(Your instructions): Locate all lines in the data below that hold "name" and show them.

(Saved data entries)
########################################
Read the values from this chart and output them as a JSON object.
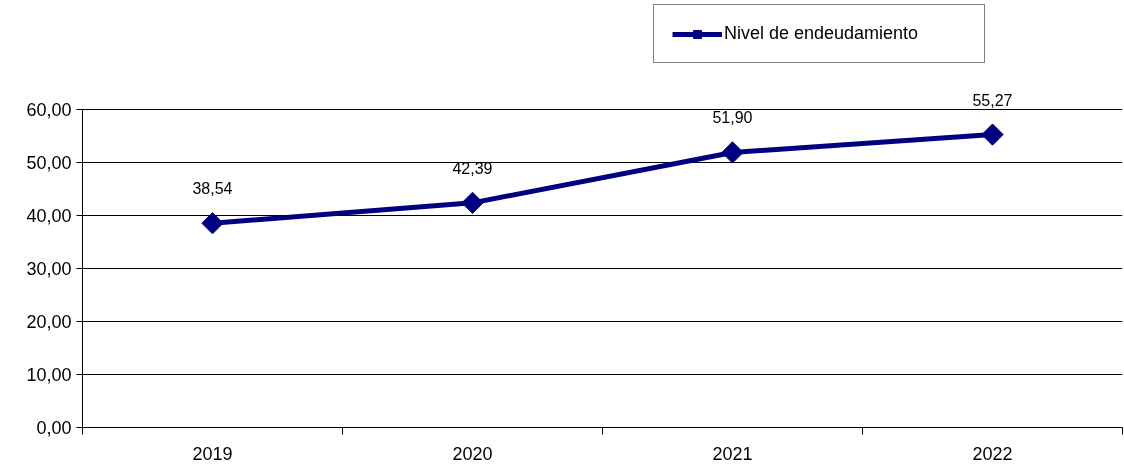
{
  "chart_data": {
    "type": "line",
    "categories": [
      "2019",
      "2020",
      "2021",
      "2022"
    ],
    "series": [
      {
        "name": "Nivel de endeudamiento",
        "color": "#000080",
        "values": [
          38.54,
          42.39,
          51.9,
          55.27
        ],
        "value_labels": [
          "38,54",
          "42,39",
          "51,90",
          "55,27"
        ]
      }
    ],
    "ylim": [
      0,
      60
    ],
    "yticks": [
      {
        "value": 0,
        "label": "0,00"
      },
      {
        "value": 10,
        "label": "10,00"
      },
      {
        "value": 20,
        "label": "20,00"
      },
      {
        "value": 30,
        "label": "30,00"
      },
      {
        "value": 40,
        "label": "40,00"
      },
      {
        "value": 50,
        "label": "50,00"
      },
      {
        "value": 60,
        "label": "60,00"
      }
    ],
    "grid": "y",
    "legend": "top right",
    "marker": "diamond",
    "line_style": "solid"
  }
}
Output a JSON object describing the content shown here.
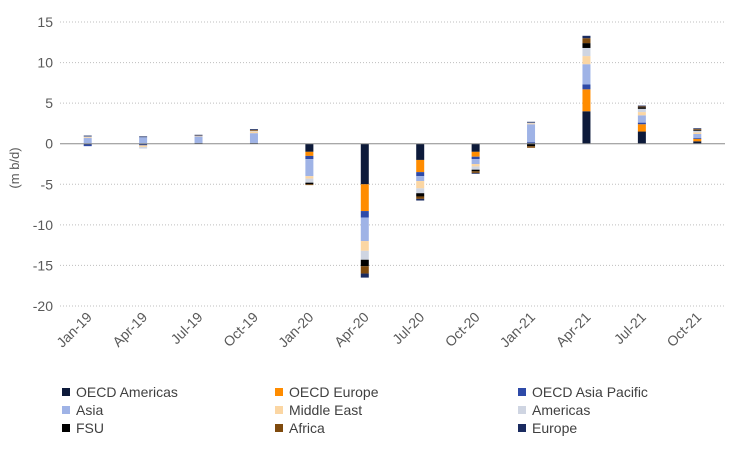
{
  "chart_data": {
    "type": "bar",
    "stacked": true,
    "ylabel": "(m b/d)",
    "ylim": [
      -20,
      15
    ],
    "yticks": [
      15,
      10,
      5,
      0,
      -5,
      -10,
      -15,
      -20
    ],
    "grid": true,
    "legend_position": "bottom",
    "categories": [
      "Jan-19",
      "Apr-19",
      "Jul-19",
      "Oct-19",
      "Jan-20",
      "Apr-20",
      "Jul-20",
      "Oct-20",
      "Jan-21",
      "Apr-21",
      "Jul-21",
      "Oct-21"
    ],
    "series": [
      {
        "name": "OECD Americas",
        "color": "#0d1a3a",
        "values": [
          -0.1,
          -0.1,
          0.1,
          0.1,
          -1.0,
          -5.0,
          -2.0,
          -1.0,
          0.1,
          4.0,
          1.5,
          0.3
        ]
      },
      {
        "name": "OECD Europe",
        "color": "#ff8c00",
        "values": [
          0.0,
          0.0,
          0.0,
          0.0,
          -0.5,
          -3.3,
          -1.5,
          -0.6,
          0.0,
          2.7,
          0.9,
          0.3
        ]
      },
      {
        "name": "OECD Asia Pacific",
        "color": "#2e4aa8",
        "values": [
          -0.2,
          -0.1,
          0.0,
          0.0,
          -0.4,
          -0.8,
          -0.5,
          -0.3,
          0.1,
          0.6,
          0.2,
          0.1
        ]
      },
      {
        "name": "Asia",
        "color": "#9fb3e6",
        "values": [
          0.7,
          0.8,
          0.8,
          1.2,
          -2.1,
          -2.9,
          -0.6,
          -0.6,
          2.2,
          2.5,
          0.9,
          0.5
        ]
      },
      {
        "name": "Middle East",
        "color": "#fbd6a3",
        "values": [
          0.1,
          -0.2,
          0.1,
          0.2,
          -0.3,
          -1.2,
          -0.9,
          -0.3,
          0.1,
          1.0,
          0.4,
          0.2
        ]
      },
      {
        "name": "Americas",
        "color": "#cfd5e2",
        "values": [
          0.1,
          -0.2,
          0.0,
          0.1,
          -0.5,
          -1.1,
          -0.6,
          -0.4,
          0.1,
          1.0,
          0.4,
          0.2
        ]
      },
      {
        "name": "FSU",
        "color": "#000000",
        "values": [
          0.0,
          0.0,
          0.0,
          0.0,
          -0.2,
          -0.8,
          -0.4,
          -0.2,
          -0.3,
          0.6,
          0.2,
          0.1
        ]
      },
      {
        "name": "Africa",
        "color": "#7f4a0d",
        "values": [
          0.0,
          0.0,
          0.0,
          0.1,
          -0.1,
          -0.9,
          -0.3,
          -0.2,
          -0.2,
          0.6,
          0.1,
          0.1
        ]
      },
      {
        "name": "Europe",
        "color": "#1a2b60",
        "values": [
          0.1,
          0.1,
          0.1,
          0.1,
          0.0,
          -0.5,
          -0.2,
          -0.1,
          0.1,
          0.3,
          0.1,
          0.1
        ]
      }
    ]
  }
}
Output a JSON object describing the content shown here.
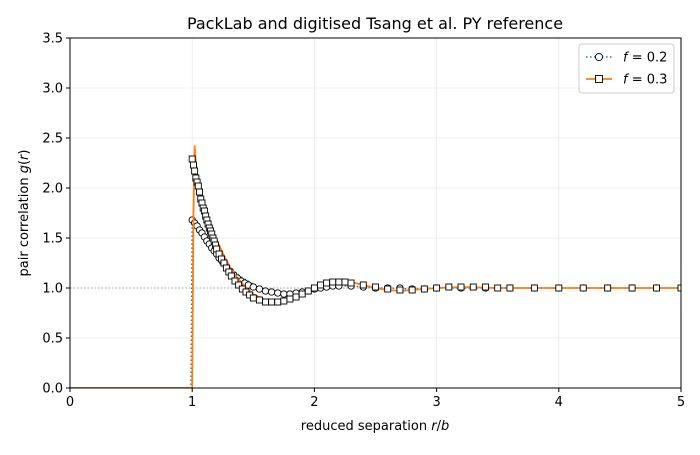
########################################
(Output):
        "name": "Nivel de endeudamiento",
        "name": "OECD Americas",
        "name": "OECD Europe",
        "name": "OECD Asia Pacific",
        "name": "Asia",
        "name": "Middle East",
        "name": "Americas",
        "name": "FSU",
        "name": "Africa",
        "name": "Europe",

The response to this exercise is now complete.